Data records:
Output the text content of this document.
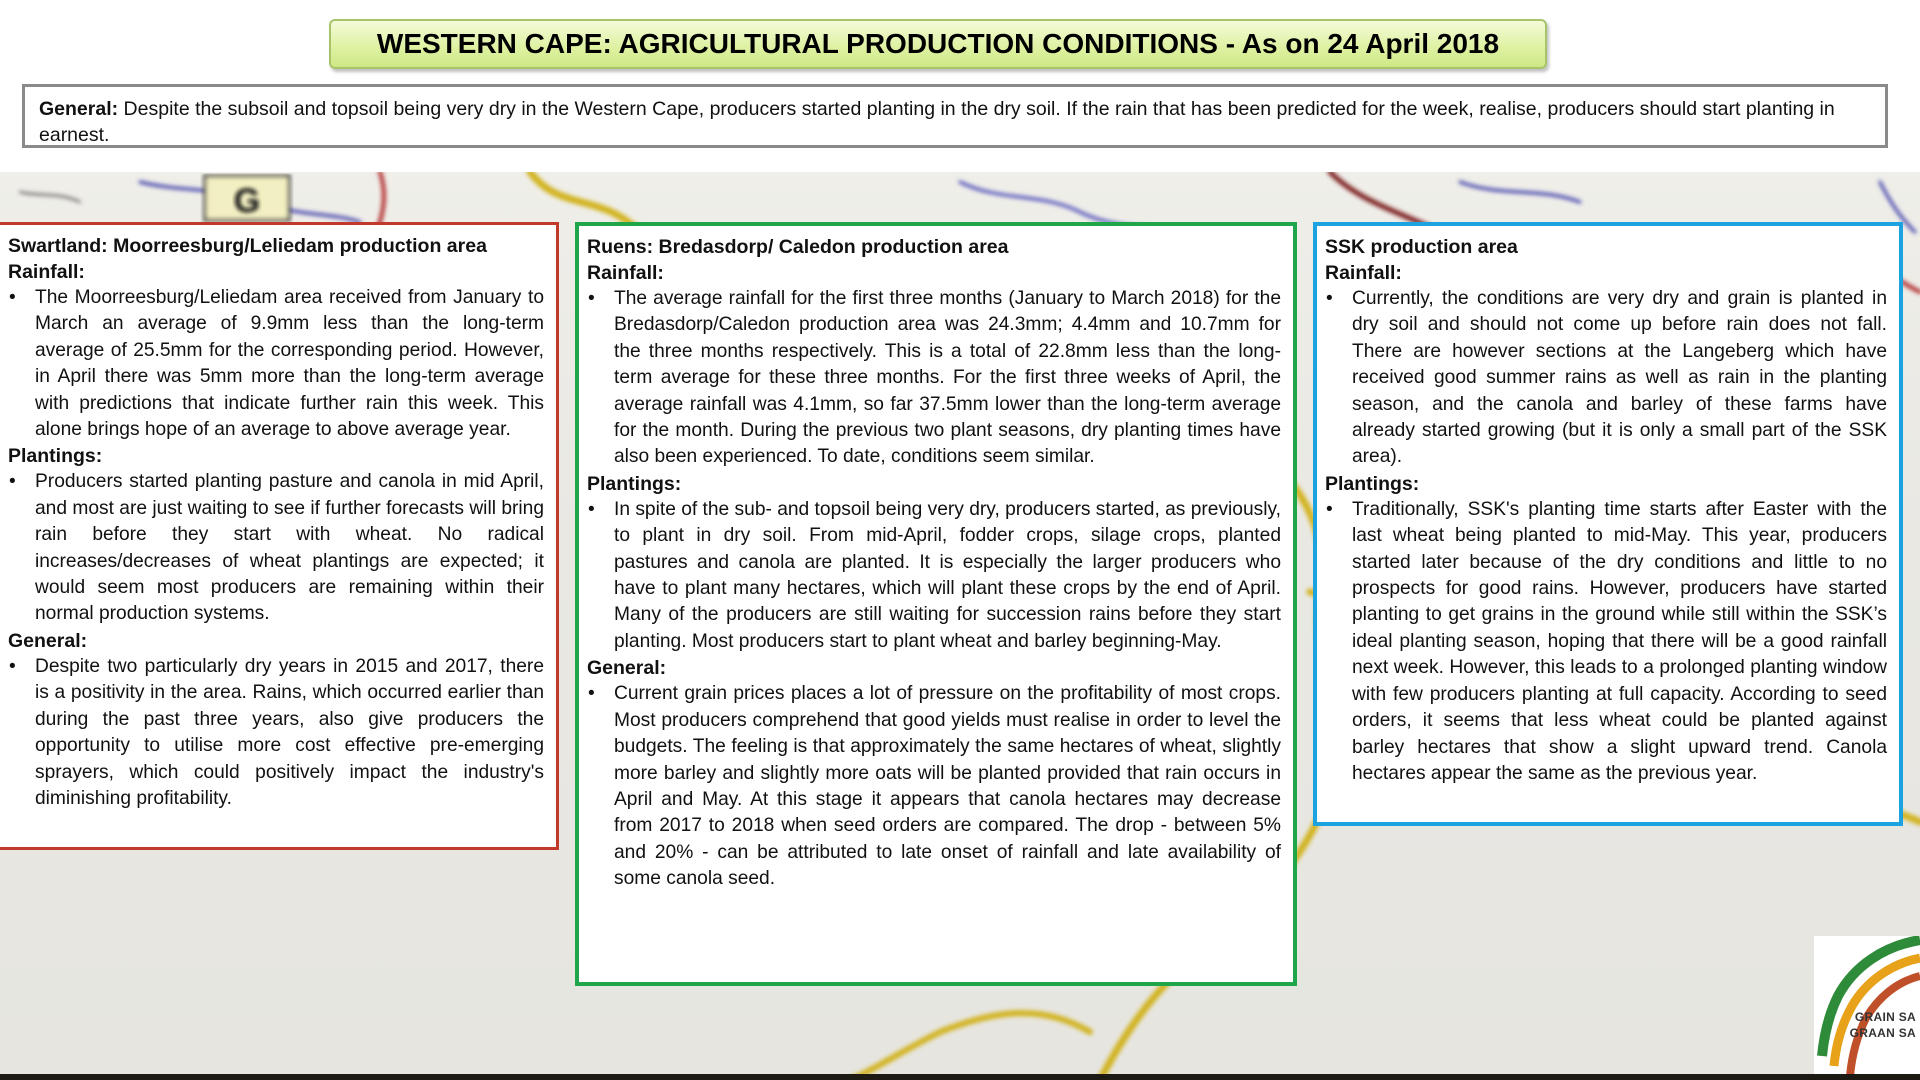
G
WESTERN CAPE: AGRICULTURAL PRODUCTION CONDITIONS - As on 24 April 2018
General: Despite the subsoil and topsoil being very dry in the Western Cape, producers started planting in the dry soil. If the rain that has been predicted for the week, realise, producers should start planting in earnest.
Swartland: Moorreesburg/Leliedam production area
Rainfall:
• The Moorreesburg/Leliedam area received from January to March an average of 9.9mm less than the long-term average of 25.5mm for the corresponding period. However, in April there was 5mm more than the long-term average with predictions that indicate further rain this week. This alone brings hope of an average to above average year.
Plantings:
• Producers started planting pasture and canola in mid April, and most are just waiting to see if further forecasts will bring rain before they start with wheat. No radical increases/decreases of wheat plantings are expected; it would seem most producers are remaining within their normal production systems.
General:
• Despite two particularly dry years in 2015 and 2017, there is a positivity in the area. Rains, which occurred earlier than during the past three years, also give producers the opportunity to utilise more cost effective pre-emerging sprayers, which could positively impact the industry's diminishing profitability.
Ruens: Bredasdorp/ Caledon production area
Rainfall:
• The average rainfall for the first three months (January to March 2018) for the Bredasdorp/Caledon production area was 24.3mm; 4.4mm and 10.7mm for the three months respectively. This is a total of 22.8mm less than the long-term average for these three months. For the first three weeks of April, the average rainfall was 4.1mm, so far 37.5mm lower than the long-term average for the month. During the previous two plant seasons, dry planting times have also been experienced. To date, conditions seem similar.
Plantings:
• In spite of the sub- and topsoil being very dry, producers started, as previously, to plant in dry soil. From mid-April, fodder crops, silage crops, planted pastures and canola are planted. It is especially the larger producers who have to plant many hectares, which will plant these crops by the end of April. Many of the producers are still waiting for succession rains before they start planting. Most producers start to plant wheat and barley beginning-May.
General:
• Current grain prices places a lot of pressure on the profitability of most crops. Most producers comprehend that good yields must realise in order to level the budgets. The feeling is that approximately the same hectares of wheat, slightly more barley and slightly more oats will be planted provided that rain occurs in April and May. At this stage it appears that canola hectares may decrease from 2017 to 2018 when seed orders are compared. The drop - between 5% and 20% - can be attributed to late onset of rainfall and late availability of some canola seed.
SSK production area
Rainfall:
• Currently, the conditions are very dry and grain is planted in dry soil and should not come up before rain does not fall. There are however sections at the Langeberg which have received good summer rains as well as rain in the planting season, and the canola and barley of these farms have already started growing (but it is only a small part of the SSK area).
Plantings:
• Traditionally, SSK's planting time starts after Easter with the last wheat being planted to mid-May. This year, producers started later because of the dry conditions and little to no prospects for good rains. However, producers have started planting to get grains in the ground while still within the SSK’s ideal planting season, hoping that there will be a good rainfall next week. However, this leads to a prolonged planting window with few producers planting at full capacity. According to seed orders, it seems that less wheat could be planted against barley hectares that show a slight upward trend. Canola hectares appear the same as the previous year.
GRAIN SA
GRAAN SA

- **Work to be completed**: Copy each line from the data above that includes "topsoil".

- **Exercise result**:
General: Despite the subsoil and topsoil being very dry in the Western Cape, producers started planting in the dry soil. If the rain that has been predicted for the week, realise, producers should start planting in earnest.
• In spite of the sub- and topsoil being very dry, producers started, as previously, to plant in dry soil. From mid-April, fodder crops, silage crops, planted pastures and canola are planted. It is especially the larger producers who have to plant many hectares, which will plant these crops by the end of April. Many of the producers are still waiting for succession rains before they start planting. Most producers start to plant wheat and barley beginning-May.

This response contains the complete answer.